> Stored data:
======
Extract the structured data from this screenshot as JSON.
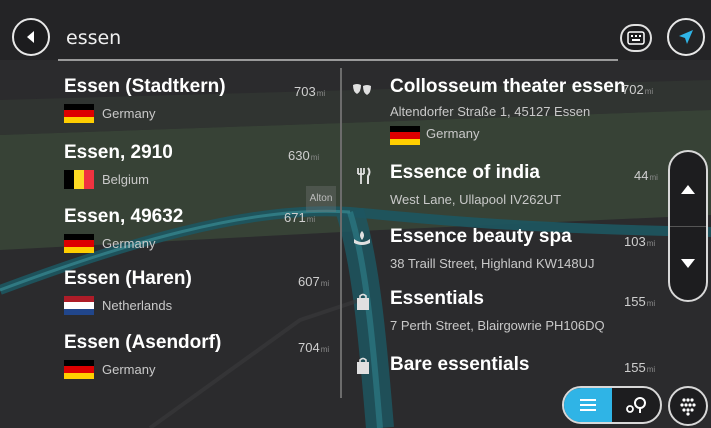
{
  "search": {
    "query": "essen"
  },
  "map": {
    "label": "Alton"
  },
  "left_results": [
    {
      "title": "Essen (Stadtkern)",
      "country": "Germany",
      "flag": "germany",
      "distance": "703",
      "unit": "mi"
    },
    {
      "title": "Essen, 2910",
      "country": "Belgium",
      "flag": "belgium",
      "distance": "630",
      "unit": "mi"
    },
    {
      "title": "Essen, 49632",
      "country": "Germany",
      "flag": "germany",
      "distance": "671",
      "unit": "mi"
    },
    {
      "title": "Essen (Haren)",
      "country": "Netherlands",
      "flag": "netherlands",
      "distance": "607",
      "unit": "mi"
    },
    {
      "title": "Essen (Asendorf)",
      "country": "Germany",
      "flag": "germany",
      "distance": "704",
      "unit": "mi"
    }
  ],
  "right_results": [
    {
      "title": "Collosseum theater essen",
      "address": "Altendorfer Straße 1, 45127 Essen",
      "country": "Germany",
      "flag": "germany",
      "icon": "theater-masks-icon",
      "distance": "702",
      "unit": "mi"
    },
    {
      "title": "Essence of india",
      "address": "West Lane, Ullapool IV262UT",
      "icon": "restaurant-icon",
      "distance": "44",
      "unit": "mi"
    },
    {
      "title": "Essence beauty spa",
      "address": "38 Traill Street, Highland KW148UJ",
      "icon": "spa-icon",
      "distance": "103",
      "unit": "mi"
    },
    {
      "title": "Essentials",
      "address": "7 Perth Street, Blairgowrie PH106DQ",
      "icon": "shopping-bag-icon",
      "distance": "155",
      "unit": "mi"
    },
    {
      "title": "Bare essentials",
      "address": "",
      "icon": "shopping-bag-icon",
      "distance": "155",
      "unit": "mi"
    }
  ],
  "colors": {
    "accent": "#2fb4e6",
    "background": "#2a2a2c",
    "map_green": "#3d4a3a",
    "route_teal": "#1d5660",
    "germany": [
      "#000000",
      "#dd0000",
      "#ffce00"
    ],
    "belgium": [
      "#000000",
      "#fdda24",
      "#ef3340"
    ],
    "netherlands": [
      "#ae1c28",
      "#ffffff",
      "#21468b"
    ]
  },
  "icons": {
    "back": "back-arrow-icon",
    "keyboard": "keyboard-icon",
    "navigate": "navigation-arrow-icon",
    "scroll_up": "chevron-up-icon",
    "scroll_down": "chevron-down-icon",
    "list_view": "list-view-icon",
    "map_view": "map-view-icon",
    "main_menu": "main-menu-icon"
  }
}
======
Scan the entries above. Copy each line that has the string "distance".

> COMPLETED EXERCISE:
      "distance": "703",
      "distance": "630",
      "distance": "671",
      "distance": "607",
      "distance": "704",
      "distance": "702",
      "distance": "44",
      "distance": "103",
      "distance": "155",
      "distance": "155",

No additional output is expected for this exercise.